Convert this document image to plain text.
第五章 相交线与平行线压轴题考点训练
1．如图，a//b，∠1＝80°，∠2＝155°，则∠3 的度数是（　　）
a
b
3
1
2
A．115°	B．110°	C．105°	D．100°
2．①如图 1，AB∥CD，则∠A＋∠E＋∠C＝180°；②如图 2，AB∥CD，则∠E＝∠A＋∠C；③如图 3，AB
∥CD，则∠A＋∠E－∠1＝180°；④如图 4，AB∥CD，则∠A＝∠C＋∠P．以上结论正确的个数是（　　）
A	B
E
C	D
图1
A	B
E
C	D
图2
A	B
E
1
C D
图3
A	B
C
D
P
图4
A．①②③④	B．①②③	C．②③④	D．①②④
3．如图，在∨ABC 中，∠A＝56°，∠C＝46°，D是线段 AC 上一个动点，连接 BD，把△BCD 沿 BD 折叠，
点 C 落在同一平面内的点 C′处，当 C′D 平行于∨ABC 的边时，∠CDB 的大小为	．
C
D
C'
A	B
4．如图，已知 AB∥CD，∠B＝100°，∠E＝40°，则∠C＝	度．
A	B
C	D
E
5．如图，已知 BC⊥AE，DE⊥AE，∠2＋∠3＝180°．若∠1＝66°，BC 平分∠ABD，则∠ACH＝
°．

· · · · ·

### [WHAT IS ASKED]
Reproduce the material exactly, with every line intact.

### [RESULT BELOW]
Convert this document image to plain text.
第五章 相交线与平行线压轴题考点训练
1．如图，a//b，∠1＝80°，∠2＝155°，则∠3 的度数是（　　）
a
b
3
1
2
A．115°	B．110°	C．105°	D．100°
2．①如图 1，AB∥CD，则∠A＋∠E＋∠C＝180°；②如图 2，AB∥CD，则∠E＝∠A＋∠C；③如图 3，AB
∥CD，则∠A＋∠E－∠1＝180°；④如图 4，AB∥CD，则∠A＝∠C＋∠P．以上结论正确的个数是（　　）
A	B
E
C	D
图1
A	B
E
C	D
图2
A	B
E
1
C D
图3
A	B
C
D
P
图4
A．①②③④	B．①②③	C．②③④	D．①②④
3．如图，在∨ABC 中，∠A＝56°，∠C＝46°，D是线段 AC 上一个动点，连接 BD，把△BCD 沿 BD 折叠，
点 C 落在同一平面内的点 C′处，当 C′D 平行于∨ABC 的边时，∠CDB 的大小为	．
C
D
C'
A	B
4．如图，已知 AB∥CD，∠B＝100°，∠E＝40°，则∠C＝	度．
A	B
C	D
E
5．如图，已知 BC⊥AE，DE⊥AE，∠2＋∠3＝180°．若∠1＝66°，BC 平分∠ABD，则∠ACH＝
°．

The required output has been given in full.